**Aim**
Recast as a numbered list the lines in the entries below, from the line containing "681, 842, 753]" through the line containing "629, 283, 663]", inclusive, omitting any blank lines.

**Rows**
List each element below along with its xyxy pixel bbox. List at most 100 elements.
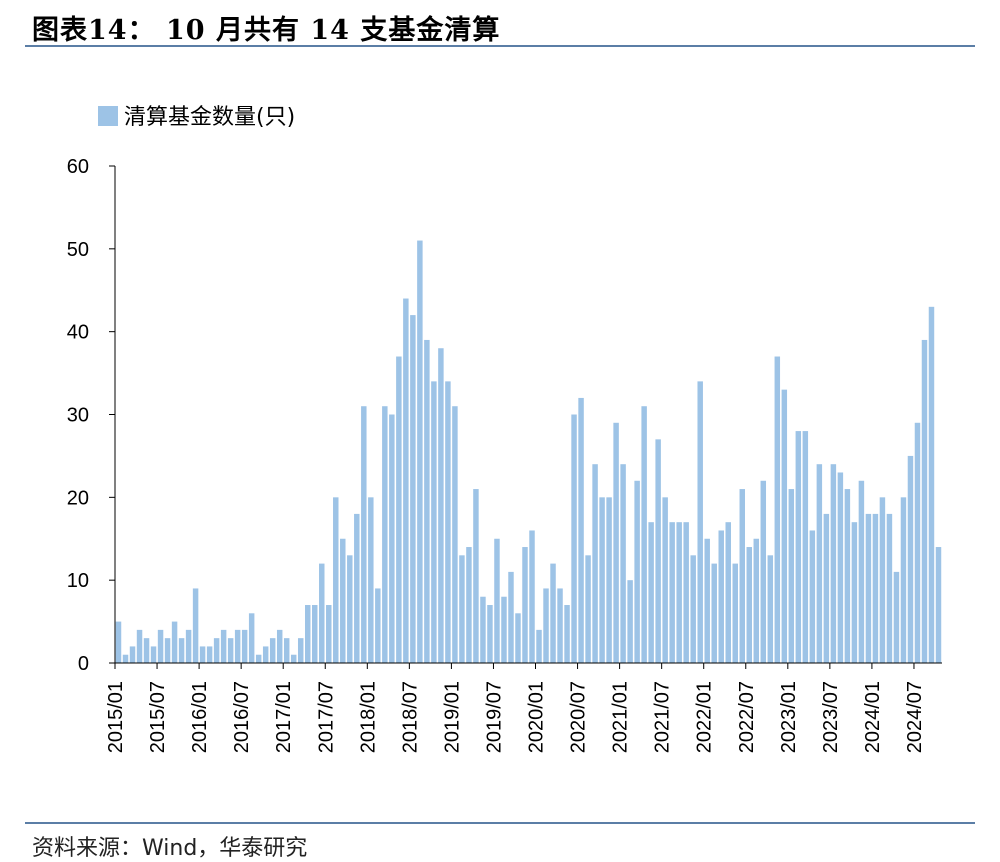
x-tick-label: 2023/07	[820, 681, 842, 753]
bar: 2024/06: 25	[907, 455, 914, 663]
bar: 2018/11: 38	[438, 348, 444, 663]
bar: 2021/01: 24	[620, 464, 626, 663]
bar: 2019/08: 8	[501, 596, 507, 663]
bar: 2020/04: 9	[557, 588, 563, 663]
title-rule	[25, 45, 975, 47]
y-tick-label: 40	[67, 322, 89, 344]
bar: 2024/09: 43	[928, 306, 935, 663]
bar: 2017/12: 31	[361, 406, 367, 663]
bar: 2018/04: 30	[389, 414, 395, 663]
y-axis: 0 10 20 30 40 50 60	[67, 156, 116, 675]
bar: 2017/08: 20	[333, 497, 339, 663]
bar: 2022/11: 37	[774, 356, 781, 663]
chart-title: 图表14： 10 月共有 14 支基金清算	[32, 15, 501, 46]
y-tick-label: 60	[67, 156, 89, 178]
bar: 2015/03: 2	[129, 646, 136, 663]
bar: 2020/01: 4	[536, 629, 542, 663]
y-tick-label: 20	[67, 487, 89, 509]
bar: 2023/05: 24	[816, 464, 823, 663]
x-tick-label: 2024/07	[904, 681, 926, 753]
bar: 2024/05: 20	[900, 497, 907, 663]
bar: 2016/10: 2	[262, 646, 269, 663]
bar: 2016/09: 1	[255, 654, 262, 663]
bar: 2023/09: 21	[844, 489, 851, 663]
bar: 2021/10: 17	[683, 522, 689, 663]
bar: 2024/03: 18	[886, 513, 893, 663]
bar: 2022/03: 16	[718, 530, 724, 663]
x-tick-label: 2015/01	[105, 681, 127, 753]
bar: 2022/01: 15	[704, 538, 710, 663]
bar: 2019/06: 7	[487, 605, 493, 663]
bar: 2016/04: 4	[220, 629, 227, 663]
bar: 2016/12: 4	[276, 629, 283, 663]
bar: 2016/03: 3	[213, 638, 220, 663]
bar: 2016/02: 2	[206, 646, 213, 663]
bar: 2019/07: 15	[494, 538, 500, 663]
bar: 2022/10: 13	[767, 555, 774, 663]
bar: 2015/10: 3	[178, 638, 185, 663]
x-tick-label: 2021/07	[652, 681, 674, 753]
bar: 2017/06: 12	[319, 563, 325, 663]
legend-label: 清算基金数量(只)	[124, 105, 295, 130]
bar: 2021/12: 34	[697, 381, 703, 663]
bar: 2017/07: 7	[326, 605, 332, 663]
bar: 2021/04: 31	[641, 406, 647, 663]
x-tick-label: 2019/01	[441, 681, 463, 753]
bar: 2024/04: 11	[893, 571, 900, 663]
bar: 2024/10: 14	[935, 547, 942, 663]
bar: 2019/02: 13	[459, 555, 465, 663]
bar: 2019/03: 14	[466, 547, 472, 663]
bar: 2016/06: 4	[234, 629, 241, 663]
x-tick-label: 2022/01	[694, 681, 716, 753]
bar: 2016/05: 3	[227, 638, 234, 663]
x-tick-label: 2017/07	[315, 681, 337, 753]
bar: 2018/02: 9	[375, 588, 381, 663]
bar: 2020/05: 7	[564, 605, 570, 663]
bar: 2021/05: 17	[648, 522, 654, 663]
bar: 2021/06: 27	[655, 439, 661, 663]
bar: 2018/09: 39	[424, 339, 430, 663]
y-tick-label: 30	[67, 405, 89, 427]
source-note: 资料来源：Wind，华泰研究	[32, 836, 308, 861]
bar: 2019/12: 16	[529, 530, 535, 663]
bar: 2016/11: 3	[269, 638, 276, 663]
bar: 2020/06: 30	[571, 414, 577, 663]
bar: 2017/10: 13	[347, 555, 353, 663]
bar: 2023/01: 21	[788, 489, 795, 663]
x-tick-label: 2023/01	[778, 681, 800, 753]
bar: 2022/12: 33	[781, 389, 788, 663]
legend-swatch	[98, 106, 118, 126]
bar: 2021/02: 10	[627, 580, 633, 663]
bar: 2022/07: 14	[746, 547, 752, 663]
bar: 2020/12: 29	[613, 422, 619, 663]
bar: 2015/12: 9	[192, 588, 199, 663]
bar: 2018/03: 31	[382, 406, 388, 663]
bar: 2017/09: 15	[340, 538, 346, 663]
legend: 清算基金数量(只)	[98, 105, 295, 130]
bar: 2023/08: 23	[837, 472, 844, 663]
y-tick-label: 0	[78, 653, 89, 675]
bar: 2022/09: 22	[760, 480, 767, 663]
bar: 2020/11: 20	[606, 497, 612, 663]
bar: 2020/07: 32	[578, 397, 584, 663]
bar: 2022/08: 15	[753, 538, 760, 663]
footer-rule	[25, 822, 975, 824]
bar: 2016/01: 2	[199, 646, 206, 663]
bar: 2022/06: 21	[739, 489, 745, 663]
y-tick-label: 10	[67, 570, 89, 592]
x-tick-label: 2018/01	[357, 681, 379, 753]
bar: 2019/01: 31	[452, 406, 458, 663]
bar: 2023/06: 18	[823, 513, 830, 663]
bar: 2018/01: 20	[368, 497, 374, 663]
bar: 2023/11: 22	[858, 480, 865, 663]
bar: 2015/01: 5	[115, 621, 122, 663]
bar: 2021/09: 17	[676, 522, 682, 663]
bar: 2021/08: 17	[669, 522, 675, 663]
bar: 2018/08: 51	[417, 240, 423, 664]
bar: 2024/07: 29	[914, 422, 921, 663]
bar: 2015/06: 2	[150, 646, 157, 663]
x-tick-label: 2022/07	[736, 681, 758, 753]
x-tick-label: 2020/07	[568, 681, 590, 753]
bar: 2021/03: 22	[634, 480, 640, 663]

**Expected answer**
1. x-tick-label: 2023/07	[820, 681, 842, 753]
2. bar: 2024/06: 25	[907, 455, 914, 663]
3. bar: 2018/11: 38	[438, 348, 444, 663]
4. bar: 2021/01: 24	[620, 464, 626, 663]
5. bar: 2019/08: 8	[501, 596, 507, 663]
6. bar: 2020/04: 9	[557, 588, 563, 663]
7. title-rule	[25, 45, 975, 47]
8. y-tick-label: 40	[67, 322, 89, 344]
9. bar: 2024/09: 43	[928, 306, 935, 663]
10. bar: 2017/12: 31	[361, 406, 367, 663]
11. bar: 2018/04: 30	[389, 414, 395, 663]
12. y-axis: 0 10 20 30 40 50 60	[67, 156, 116, 675]
13. bar: 2017/08: 20	[333, 497, 339, 663]
14. bar: 2022/11: 37	[774, 356, 781, 663]
15. chart-title: 图表14： 10 月共有 14 支基金清算	[32, 15, 501, 46]
16. y-tick-label: 60	[67, 156, 89, 178]
17. bar: 2015/03: 2	[129, 646, 136, 663]
18. bar: 2020/01: 4	[536, 629, 542, 663]
19. y-tick-label: 20	[67, 487, 89, 509]
20. bar: 2023/05: 24	[816, 464, 823, 663]
21. x-tick-label: 2024/07	[904, 681, 926, 753]
22. bar: 2024/05: 20	[900, 497, 907, 663]
23. bar: 2016/10: 2	[262, 646, 269, 663]
24. bar: 2016/09: 1	[255, 654, 262, 663]
25. bar: 2023/09: 21	[844, 489, 851, 663]
26. bar: 2021/10: 17	[683, 522, 689, 663]
27. bar: 2024/03: 18	[886, 513, 893, 663]
28. bar: 2022/03: 16	[718, 530, 724, 663]
29. x-tick-label: 2015/01	[105, 681, 127, 753]
30. bar: 2022/01: 15	[704, 538, 710, 663]
31. bar: 2019/06: 7	[487, 605, 493, 663]
32. bar: 2016/04: 4	[220, 629, 227, 663]
33. bar: 2016/12: 4	[276, 629, 283, 663]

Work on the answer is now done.